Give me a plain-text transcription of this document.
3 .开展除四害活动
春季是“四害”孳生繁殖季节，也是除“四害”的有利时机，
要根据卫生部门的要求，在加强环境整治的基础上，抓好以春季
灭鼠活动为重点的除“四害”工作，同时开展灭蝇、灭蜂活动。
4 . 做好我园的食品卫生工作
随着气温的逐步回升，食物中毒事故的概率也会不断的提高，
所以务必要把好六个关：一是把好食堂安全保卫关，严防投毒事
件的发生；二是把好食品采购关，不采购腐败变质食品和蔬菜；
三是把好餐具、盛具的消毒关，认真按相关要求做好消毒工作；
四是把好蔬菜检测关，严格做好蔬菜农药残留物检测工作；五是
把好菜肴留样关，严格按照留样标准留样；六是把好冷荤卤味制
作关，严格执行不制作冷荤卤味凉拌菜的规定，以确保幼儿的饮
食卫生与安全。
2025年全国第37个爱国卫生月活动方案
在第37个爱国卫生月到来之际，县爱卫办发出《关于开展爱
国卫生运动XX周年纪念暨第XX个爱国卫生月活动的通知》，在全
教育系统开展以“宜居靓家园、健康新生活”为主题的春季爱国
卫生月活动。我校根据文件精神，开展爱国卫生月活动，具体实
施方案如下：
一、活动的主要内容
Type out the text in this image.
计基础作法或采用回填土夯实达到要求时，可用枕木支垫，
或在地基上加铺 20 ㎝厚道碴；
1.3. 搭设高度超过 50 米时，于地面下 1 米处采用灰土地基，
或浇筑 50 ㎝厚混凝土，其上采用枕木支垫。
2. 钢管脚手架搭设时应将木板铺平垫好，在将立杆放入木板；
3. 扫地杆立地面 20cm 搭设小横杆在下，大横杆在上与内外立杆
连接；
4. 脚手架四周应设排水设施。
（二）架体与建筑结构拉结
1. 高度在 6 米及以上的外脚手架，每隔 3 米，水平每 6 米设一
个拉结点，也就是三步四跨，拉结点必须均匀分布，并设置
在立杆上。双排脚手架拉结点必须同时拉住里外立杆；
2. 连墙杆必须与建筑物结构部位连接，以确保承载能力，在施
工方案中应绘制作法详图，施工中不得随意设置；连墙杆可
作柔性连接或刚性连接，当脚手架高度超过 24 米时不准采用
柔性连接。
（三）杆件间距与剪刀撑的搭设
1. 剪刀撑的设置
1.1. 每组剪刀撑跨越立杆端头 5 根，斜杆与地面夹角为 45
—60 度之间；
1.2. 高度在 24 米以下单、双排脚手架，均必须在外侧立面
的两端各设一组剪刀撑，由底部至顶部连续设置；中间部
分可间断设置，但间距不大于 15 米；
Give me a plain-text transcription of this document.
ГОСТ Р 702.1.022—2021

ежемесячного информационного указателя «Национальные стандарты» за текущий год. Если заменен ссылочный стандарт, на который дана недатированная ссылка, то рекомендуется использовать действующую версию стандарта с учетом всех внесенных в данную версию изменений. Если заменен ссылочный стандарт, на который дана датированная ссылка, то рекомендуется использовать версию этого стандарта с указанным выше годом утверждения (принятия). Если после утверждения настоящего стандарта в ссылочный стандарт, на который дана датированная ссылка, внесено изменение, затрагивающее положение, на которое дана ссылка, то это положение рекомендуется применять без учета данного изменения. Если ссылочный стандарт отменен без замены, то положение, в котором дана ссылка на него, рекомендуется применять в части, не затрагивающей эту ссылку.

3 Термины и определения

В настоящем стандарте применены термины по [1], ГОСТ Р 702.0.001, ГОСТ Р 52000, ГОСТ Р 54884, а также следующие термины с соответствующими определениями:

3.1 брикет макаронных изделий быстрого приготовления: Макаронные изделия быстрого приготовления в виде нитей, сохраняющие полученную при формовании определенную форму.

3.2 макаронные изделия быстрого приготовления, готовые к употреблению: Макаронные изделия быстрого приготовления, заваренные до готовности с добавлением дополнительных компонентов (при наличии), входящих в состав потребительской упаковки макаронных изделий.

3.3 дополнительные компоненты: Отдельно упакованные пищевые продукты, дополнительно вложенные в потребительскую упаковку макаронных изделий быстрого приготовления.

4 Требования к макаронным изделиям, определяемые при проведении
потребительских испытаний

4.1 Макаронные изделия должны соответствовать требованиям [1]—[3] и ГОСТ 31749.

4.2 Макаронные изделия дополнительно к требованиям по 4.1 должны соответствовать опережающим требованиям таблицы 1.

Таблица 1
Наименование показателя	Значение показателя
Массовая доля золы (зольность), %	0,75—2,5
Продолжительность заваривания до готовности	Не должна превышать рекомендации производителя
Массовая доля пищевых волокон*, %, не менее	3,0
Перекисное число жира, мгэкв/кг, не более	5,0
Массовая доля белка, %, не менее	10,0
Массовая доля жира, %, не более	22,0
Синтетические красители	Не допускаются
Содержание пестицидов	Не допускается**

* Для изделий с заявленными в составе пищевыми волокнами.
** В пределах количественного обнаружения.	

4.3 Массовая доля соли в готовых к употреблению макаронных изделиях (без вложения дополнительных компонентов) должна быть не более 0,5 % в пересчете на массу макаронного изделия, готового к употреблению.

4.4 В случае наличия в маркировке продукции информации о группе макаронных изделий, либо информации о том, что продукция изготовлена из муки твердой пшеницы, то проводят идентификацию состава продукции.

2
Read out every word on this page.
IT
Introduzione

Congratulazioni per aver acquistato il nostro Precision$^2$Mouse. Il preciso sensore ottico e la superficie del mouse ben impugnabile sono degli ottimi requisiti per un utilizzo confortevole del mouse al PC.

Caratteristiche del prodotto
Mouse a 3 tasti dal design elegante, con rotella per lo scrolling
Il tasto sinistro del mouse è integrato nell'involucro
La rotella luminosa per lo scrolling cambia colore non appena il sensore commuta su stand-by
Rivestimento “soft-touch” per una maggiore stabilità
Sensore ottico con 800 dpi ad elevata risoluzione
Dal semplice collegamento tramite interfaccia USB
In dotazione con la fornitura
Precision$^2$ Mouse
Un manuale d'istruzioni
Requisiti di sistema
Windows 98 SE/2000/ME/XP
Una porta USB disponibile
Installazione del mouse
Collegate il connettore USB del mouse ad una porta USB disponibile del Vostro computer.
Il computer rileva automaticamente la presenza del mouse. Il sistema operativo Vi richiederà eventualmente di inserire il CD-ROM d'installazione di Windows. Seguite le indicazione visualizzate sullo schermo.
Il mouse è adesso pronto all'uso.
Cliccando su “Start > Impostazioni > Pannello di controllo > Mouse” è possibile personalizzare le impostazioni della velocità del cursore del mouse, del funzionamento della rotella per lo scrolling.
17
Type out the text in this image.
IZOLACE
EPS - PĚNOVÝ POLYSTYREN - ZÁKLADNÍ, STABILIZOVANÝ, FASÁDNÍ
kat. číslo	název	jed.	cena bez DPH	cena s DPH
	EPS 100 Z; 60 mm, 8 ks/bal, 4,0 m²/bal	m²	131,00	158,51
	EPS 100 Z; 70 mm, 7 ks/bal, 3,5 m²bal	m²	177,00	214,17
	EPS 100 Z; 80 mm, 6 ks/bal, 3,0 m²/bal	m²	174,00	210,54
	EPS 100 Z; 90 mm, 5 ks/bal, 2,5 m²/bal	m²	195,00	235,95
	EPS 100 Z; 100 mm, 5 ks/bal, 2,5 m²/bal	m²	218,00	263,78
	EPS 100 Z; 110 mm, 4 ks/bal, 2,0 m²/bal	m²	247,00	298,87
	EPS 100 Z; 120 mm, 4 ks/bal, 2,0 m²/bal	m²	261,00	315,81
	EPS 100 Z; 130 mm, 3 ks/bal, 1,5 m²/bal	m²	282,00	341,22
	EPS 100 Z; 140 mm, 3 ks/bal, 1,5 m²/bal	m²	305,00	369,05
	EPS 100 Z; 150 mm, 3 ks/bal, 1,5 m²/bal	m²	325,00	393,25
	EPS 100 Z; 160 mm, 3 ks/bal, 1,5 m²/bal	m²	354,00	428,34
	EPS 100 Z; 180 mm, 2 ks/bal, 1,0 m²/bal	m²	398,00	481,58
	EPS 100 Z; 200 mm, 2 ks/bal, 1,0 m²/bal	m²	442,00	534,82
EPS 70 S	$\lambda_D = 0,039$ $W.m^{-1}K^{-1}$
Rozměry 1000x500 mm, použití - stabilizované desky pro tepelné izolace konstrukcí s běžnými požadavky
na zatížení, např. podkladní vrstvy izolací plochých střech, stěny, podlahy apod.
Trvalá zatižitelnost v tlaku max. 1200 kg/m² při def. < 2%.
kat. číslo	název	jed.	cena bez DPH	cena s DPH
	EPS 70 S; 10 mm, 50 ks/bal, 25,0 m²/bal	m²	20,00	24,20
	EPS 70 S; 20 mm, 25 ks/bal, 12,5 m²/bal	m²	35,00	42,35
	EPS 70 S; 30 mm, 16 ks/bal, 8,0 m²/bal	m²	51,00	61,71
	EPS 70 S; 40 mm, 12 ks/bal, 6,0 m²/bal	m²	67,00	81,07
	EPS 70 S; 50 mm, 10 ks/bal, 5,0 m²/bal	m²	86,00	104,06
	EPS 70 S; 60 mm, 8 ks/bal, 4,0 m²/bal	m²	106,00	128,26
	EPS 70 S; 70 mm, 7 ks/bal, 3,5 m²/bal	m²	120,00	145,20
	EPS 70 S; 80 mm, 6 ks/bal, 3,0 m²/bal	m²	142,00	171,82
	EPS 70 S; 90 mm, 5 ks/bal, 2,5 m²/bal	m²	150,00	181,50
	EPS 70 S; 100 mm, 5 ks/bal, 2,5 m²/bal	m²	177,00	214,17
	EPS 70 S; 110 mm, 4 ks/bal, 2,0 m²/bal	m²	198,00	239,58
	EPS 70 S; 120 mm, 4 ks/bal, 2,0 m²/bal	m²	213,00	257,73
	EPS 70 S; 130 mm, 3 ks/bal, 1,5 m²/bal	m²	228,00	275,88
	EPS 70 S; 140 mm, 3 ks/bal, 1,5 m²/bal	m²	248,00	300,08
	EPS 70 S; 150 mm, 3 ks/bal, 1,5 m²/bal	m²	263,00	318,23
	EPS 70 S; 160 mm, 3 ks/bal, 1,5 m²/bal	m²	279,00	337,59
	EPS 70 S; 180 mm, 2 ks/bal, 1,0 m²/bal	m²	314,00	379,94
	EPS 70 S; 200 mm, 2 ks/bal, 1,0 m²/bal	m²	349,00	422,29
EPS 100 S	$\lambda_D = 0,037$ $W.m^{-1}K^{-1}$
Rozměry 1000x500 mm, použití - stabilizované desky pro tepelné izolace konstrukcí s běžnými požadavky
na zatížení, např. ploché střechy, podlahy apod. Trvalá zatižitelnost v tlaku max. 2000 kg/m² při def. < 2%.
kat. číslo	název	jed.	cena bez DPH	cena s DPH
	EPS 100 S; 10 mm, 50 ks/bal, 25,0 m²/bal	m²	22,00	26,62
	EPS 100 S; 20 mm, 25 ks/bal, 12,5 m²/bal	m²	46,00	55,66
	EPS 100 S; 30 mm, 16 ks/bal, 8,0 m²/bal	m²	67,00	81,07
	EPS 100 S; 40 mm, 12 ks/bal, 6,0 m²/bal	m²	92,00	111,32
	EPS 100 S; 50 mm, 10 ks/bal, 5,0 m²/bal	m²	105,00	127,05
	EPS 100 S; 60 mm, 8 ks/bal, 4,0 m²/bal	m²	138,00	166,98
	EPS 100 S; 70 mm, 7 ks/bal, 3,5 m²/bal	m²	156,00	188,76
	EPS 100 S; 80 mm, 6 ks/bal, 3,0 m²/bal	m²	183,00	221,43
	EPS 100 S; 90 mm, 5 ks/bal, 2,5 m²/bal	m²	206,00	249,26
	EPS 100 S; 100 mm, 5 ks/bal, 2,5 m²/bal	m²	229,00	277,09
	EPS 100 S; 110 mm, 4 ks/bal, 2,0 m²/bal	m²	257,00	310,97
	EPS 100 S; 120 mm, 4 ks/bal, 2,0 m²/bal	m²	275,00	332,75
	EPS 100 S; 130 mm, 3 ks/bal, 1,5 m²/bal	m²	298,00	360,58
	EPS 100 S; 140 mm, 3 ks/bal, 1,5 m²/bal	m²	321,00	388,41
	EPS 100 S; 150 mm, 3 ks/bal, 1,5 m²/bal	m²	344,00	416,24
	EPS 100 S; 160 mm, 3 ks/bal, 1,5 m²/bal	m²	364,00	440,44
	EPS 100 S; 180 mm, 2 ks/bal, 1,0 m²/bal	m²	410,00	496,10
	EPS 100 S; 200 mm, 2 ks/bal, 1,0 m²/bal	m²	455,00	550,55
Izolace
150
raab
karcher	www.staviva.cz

• **DIRECTION**
From the records above, report the count of lines containing "употреблению" and nothing more.

• **TASK RESULT**
2